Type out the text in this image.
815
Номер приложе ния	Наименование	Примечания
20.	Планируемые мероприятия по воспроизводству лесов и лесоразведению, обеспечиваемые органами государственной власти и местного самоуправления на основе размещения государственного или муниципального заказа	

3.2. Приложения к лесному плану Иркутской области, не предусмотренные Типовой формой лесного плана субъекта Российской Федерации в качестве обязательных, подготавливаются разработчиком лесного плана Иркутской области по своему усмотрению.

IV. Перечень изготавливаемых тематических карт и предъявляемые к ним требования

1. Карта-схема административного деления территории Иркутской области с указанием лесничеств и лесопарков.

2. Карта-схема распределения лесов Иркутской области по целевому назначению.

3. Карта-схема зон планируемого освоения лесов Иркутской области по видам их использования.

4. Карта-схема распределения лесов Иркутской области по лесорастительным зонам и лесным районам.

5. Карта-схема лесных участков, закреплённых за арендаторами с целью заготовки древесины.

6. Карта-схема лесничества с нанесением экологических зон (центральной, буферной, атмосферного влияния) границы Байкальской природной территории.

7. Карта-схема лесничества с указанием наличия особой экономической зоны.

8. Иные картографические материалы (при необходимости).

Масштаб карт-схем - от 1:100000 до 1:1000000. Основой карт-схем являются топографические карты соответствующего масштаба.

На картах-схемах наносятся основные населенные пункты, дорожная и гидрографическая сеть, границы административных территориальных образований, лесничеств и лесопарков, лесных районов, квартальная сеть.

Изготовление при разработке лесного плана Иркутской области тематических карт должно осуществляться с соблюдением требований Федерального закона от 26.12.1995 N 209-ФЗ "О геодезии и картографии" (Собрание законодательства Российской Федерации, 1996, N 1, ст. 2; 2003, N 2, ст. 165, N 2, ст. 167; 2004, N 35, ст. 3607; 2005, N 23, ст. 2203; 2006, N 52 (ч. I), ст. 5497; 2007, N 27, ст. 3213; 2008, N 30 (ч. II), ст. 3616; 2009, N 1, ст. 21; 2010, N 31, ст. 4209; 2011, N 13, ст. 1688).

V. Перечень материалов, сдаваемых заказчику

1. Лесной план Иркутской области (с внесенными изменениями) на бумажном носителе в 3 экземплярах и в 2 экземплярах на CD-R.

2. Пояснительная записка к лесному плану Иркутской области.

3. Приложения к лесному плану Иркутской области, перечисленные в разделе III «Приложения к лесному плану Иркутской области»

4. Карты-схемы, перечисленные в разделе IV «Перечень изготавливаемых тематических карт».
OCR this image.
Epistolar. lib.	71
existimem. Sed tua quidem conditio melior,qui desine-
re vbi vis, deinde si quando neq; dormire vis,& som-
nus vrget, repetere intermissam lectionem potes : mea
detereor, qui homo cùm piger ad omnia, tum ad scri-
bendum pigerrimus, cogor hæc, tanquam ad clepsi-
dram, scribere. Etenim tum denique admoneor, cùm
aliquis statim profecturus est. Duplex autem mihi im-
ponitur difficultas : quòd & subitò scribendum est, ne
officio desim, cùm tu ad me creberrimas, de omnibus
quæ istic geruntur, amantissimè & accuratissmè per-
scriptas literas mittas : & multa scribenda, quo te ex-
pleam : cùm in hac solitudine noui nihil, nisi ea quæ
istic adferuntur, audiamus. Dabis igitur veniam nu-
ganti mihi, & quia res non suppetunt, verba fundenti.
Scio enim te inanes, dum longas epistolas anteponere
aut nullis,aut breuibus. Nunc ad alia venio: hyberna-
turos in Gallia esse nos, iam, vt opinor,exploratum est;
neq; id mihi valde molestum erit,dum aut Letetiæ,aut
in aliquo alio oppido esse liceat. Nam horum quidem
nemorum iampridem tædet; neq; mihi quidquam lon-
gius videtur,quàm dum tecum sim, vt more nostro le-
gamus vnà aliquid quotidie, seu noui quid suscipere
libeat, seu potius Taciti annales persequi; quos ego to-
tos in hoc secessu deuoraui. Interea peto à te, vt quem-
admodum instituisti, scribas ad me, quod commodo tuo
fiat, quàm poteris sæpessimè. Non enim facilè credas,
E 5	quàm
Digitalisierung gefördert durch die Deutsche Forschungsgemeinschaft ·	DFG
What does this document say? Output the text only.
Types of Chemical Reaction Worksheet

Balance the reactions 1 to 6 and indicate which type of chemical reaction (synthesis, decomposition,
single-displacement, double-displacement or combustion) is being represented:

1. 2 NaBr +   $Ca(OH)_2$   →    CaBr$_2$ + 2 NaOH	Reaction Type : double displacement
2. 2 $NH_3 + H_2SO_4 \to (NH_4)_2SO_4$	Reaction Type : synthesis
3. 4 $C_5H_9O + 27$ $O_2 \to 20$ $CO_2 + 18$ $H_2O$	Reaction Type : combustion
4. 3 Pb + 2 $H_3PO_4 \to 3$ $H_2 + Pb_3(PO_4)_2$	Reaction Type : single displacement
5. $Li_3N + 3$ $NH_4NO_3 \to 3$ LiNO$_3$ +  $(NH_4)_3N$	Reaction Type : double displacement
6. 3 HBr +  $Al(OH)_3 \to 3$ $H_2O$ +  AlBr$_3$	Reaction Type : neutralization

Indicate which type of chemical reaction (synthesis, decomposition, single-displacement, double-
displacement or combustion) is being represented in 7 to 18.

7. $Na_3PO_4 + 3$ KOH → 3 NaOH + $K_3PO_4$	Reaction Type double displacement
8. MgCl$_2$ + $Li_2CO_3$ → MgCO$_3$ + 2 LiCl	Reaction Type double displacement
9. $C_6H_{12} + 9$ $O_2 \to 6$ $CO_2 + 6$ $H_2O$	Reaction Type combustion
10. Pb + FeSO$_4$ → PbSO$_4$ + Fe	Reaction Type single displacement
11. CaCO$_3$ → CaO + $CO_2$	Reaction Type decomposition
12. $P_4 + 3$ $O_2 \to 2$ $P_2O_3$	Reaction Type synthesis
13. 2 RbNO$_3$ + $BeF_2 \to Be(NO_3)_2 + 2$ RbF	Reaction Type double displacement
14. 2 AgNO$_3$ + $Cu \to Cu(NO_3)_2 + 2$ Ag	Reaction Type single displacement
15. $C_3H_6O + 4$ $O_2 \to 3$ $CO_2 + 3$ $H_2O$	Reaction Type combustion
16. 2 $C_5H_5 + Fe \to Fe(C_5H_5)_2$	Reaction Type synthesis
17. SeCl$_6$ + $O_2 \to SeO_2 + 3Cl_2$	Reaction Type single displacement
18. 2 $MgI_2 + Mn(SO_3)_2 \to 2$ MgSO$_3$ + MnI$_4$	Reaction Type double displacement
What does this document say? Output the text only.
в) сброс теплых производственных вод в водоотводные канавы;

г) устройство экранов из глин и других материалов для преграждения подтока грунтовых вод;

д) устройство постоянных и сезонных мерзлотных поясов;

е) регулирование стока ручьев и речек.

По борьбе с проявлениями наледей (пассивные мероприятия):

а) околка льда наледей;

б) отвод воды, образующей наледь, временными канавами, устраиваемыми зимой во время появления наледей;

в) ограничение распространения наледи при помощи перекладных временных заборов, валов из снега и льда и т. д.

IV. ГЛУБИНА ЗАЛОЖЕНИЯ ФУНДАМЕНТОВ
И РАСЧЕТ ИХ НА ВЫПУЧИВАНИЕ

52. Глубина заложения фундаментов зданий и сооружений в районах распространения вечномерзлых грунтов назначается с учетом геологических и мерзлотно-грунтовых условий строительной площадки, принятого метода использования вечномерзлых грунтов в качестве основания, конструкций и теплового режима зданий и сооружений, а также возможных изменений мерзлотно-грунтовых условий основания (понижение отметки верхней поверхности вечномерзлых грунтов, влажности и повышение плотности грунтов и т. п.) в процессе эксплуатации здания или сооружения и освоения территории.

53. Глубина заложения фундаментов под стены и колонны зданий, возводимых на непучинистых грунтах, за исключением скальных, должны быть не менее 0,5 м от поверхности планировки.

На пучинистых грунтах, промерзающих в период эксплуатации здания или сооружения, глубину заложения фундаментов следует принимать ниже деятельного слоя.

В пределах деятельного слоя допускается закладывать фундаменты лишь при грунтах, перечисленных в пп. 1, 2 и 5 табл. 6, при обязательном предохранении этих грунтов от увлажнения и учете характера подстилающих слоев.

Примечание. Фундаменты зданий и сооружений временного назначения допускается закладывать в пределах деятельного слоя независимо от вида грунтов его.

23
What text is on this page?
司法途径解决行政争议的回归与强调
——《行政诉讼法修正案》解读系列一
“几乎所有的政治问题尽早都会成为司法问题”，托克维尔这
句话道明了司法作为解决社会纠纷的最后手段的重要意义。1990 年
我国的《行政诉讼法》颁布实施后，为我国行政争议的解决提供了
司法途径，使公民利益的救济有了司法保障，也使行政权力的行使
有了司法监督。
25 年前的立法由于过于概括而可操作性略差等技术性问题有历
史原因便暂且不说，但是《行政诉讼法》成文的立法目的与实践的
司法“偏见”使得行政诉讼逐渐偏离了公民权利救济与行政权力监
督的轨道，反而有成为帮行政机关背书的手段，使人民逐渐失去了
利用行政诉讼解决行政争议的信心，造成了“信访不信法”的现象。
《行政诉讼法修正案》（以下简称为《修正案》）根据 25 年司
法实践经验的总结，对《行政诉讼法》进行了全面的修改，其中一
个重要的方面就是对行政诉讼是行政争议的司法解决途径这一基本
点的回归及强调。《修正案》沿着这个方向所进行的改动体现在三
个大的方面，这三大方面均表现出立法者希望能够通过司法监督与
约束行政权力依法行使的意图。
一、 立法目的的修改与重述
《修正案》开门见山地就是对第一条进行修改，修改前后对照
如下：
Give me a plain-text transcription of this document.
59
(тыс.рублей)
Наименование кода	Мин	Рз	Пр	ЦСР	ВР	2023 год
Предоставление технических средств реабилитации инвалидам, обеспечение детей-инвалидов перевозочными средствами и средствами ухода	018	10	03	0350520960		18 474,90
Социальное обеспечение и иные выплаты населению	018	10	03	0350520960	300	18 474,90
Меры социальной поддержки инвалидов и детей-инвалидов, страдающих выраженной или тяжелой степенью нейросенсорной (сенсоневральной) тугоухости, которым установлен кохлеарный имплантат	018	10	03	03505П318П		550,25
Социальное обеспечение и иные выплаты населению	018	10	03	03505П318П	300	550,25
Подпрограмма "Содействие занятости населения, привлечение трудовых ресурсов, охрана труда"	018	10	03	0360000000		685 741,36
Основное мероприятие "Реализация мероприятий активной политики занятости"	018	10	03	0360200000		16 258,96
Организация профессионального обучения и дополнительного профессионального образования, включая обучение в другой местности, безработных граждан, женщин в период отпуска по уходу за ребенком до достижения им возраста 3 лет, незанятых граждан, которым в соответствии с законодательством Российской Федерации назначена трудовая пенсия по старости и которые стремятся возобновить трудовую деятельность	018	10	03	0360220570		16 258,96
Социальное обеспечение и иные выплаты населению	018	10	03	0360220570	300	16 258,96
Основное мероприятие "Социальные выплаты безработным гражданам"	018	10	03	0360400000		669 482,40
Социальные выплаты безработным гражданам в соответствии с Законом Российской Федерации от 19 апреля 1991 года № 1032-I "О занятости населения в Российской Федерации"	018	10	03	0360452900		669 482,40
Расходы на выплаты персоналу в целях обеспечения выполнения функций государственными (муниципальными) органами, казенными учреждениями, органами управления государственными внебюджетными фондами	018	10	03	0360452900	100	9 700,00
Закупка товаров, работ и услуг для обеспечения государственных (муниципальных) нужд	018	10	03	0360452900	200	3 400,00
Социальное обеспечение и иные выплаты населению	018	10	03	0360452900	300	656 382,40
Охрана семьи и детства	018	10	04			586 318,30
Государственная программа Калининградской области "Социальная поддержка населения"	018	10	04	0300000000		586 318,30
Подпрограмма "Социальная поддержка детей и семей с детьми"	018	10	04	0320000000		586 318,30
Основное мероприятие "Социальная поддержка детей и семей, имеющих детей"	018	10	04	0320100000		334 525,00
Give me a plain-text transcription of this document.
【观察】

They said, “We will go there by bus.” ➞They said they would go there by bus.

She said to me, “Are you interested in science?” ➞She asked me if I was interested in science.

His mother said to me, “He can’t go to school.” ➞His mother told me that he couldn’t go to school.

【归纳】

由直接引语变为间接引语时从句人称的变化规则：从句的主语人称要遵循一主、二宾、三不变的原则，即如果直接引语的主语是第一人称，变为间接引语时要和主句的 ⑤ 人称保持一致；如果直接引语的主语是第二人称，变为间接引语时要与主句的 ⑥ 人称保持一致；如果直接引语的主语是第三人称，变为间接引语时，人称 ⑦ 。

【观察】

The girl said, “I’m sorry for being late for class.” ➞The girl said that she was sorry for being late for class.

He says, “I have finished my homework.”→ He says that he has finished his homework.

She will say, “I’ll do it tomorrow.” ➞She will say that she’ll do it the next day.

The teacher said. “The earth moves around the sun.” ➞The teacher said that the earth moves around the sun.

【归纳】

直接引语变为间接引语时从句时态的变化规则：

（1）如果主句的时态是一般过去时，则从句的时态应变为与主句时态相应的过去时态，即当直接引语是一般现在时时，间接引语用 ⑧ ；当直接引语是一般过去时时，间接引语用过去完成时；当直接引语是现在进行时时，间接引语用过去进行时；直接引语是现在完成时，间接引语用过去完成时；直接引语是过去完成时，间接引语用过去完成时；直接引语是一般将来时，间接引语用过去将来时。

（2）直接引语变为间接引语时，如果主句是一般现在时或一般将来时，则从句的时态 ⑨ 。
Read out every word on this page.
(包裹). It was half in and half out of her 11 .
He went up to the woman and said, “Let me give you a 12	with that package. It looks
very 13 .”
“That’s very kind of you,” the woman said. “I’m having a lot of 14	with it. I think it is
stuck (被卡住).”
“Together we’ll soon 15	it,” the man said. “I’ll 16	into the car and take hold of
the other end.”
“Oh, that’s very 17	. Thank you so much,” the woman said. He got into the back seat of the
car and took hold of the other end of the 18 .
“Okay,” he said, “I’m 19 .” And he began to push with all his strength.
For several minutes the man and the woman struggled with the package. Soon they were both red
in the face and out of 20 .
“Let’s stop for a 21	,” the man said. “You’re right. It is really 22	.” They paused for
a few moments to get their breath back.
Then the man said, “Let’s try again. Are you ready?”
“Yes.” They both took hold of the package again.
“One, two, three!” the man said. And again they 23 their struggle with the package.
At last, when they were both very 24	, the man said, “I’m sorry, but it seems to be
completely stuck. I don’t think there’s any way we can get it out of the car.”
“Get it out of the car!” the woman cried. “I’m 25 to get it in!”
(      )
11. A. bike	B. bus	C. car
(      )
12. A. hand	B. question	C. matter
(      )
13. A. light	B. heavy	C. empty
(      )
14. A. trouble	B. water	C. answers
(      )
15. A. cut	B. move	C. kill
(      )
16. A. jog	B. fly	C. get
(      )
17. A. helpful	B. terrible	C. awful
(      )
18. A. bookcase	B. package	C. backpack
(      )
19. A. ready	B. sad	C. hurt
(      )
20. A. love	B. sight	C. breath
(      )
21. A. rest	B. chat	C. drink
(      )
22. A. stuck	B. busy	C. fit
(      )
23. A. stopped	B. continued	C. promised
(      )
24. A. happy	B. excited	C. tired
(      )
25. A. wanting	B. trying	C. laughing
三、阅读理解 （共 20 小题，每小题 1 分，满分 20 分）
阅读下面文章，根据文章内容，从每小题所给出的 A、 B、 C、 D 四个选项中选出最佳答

● ● ● ●

§ Set task
Pull out and copy each line containing the string "NaOH".

§ Finished answer
1. 2 NaBr +   $Ca(OH)_2$   →    CaBr$_2$ + 2 NaOH	Reaction Type : double displacement
7. $Na_3PO_4 + 3$ KOH → 3 NaOH + $K_3PO_4$	Reaction Type double displacement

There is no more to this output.